## Requirement
List each line of the data that holds the string "these", please.

## Task inputs
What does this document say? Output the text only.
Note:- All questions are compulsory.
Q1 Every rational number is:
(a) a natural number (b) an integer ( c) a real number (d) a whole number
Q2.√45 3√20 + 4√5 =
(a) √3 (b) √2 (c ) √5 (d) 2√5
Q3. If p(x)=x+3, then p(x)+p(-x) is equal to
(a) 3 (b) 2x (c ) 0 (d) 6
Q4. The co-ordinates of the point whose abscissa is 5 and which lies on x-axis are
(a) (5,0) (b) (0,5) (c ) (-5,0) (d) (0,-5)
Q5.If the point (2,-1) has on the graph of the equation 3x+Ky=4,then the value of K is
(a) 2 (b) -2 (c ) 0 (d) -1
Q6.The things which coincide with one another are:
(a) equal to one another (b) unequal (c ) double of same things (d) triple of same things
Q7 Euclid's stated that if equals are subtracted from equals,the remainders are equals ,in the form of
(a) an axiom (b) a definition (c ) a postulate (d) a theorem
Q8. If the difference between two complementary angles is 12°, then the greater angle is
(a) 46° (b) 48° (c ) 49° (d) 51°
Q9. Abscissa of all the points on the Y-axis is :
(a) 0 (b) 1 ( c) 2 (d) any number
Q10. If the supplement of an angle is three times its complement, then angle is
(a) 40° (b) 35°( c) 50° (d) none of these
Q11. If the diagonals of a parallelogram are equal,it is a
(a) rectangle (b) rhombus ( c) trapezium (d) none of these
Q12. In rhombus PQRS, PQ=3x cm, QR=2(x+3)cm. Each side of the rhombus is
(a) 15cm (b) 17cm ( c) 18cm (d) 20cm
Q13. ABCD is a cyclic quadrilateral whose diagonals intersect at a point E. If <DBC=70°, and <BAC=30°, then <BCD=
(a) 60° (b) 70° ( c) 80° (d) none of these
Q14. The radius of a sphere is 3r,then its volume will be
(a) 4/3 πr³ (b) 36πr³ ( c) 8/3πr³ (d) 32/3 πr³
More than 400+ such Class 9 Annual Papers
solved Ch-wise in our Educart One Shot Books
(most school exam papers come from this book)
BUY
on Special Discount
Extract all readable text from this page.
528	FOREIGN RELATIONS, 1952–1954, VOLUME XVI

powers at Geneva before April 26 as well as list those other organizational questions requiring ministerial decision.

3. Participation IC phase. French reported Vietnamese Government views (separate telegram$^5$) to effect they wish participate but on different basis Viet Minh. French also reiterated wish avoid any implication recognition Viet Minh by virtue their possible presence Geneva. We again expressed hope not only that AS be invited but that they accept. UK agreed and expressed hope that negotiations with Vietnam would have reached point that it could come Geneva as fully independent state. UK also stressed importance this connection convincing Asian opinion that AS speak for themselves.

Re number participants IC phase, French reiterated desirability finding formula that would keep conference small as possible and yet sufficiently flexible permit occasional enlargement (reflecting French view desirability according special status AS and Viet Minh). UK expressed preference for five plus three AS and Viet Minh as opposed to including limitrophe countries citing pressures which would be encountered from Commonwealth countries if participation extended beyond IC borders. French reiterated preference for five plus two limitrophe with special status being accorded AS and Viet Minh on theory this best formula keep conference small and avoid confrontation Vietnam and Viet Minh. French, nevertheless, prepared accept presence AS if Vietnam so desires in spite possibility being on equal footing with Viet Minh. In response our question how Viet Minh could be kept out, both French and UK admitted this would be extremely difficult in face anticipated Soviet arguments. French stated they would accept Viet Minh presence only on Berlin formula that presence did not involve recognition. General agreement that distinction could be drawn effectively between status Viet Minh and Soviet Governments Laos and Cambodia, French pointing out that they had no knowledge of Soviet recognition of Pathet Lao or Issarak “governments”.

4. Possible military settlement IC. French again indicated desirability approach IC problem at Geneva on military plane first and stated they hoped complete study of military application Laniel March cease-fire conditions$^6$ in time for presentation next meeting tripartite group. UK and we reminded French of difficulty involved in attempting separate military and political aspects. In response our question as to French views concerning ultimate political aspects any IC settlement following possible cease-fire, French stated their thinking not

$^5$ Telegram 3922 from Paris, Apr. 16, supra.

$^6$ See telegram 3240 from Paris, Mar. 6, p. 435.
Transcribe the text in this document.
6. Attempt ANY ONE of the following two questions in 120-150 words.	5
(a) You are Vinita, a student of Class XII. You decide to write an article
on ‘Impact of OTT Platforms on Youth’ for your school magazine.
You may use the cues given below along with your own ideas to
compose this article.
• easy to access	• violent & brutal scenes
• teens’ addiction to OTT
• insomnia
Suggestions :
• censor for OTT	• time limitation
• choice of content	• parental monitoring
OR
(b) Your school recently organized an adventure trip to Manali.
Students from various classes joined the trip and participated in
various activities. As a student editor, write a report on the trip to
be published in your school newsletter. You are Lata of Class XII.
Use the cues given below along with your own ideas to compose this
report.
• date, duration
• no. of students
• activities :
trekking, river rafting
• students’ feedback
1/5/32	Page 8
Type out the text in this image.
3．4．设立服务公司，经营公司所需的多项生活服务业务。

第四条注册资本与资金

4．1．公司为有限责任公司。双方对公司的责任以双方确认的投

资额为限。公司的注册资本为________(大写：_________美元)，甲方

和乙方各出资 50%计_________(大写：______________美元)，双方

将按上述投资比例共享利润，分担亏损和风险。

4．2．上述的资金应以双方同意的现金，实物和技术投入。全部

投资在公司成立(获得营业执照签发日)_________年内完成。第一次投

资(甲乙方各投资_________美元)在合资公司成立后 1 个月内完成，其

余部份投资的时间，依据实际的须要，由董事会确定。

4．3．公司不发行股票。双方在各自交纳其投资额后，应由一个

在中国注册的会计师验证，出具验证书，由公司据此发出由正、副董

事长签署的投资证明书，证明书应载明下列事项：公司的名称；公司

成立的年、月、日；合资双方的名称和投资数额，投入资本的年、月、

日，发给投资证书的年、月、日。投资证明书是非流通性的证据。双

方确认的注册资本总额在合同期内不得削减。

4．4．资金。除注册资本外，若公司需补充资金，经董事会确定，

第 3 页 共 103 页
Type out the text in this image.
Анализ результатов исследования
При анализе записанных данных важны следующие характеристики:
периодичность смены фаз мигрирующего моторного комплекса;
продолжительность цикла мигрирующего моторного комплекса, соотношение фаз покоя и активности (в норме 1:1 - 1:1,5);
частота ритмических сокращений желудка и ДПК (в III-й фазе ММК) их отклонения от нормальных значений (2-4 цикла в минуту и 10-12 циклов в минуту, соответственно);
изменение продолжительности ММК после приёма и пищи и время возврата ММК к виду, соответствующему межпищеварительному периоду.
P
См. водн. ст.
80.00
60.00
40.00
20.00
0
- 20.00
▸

## Answer to the task
(a) 40° (b) 35°( c) 50° (d) none of these
(a) rectangle (b) rhombus ( c) trapezium (d) none of these
(a) 60° (b) 70° ( c) 80° (d) none of these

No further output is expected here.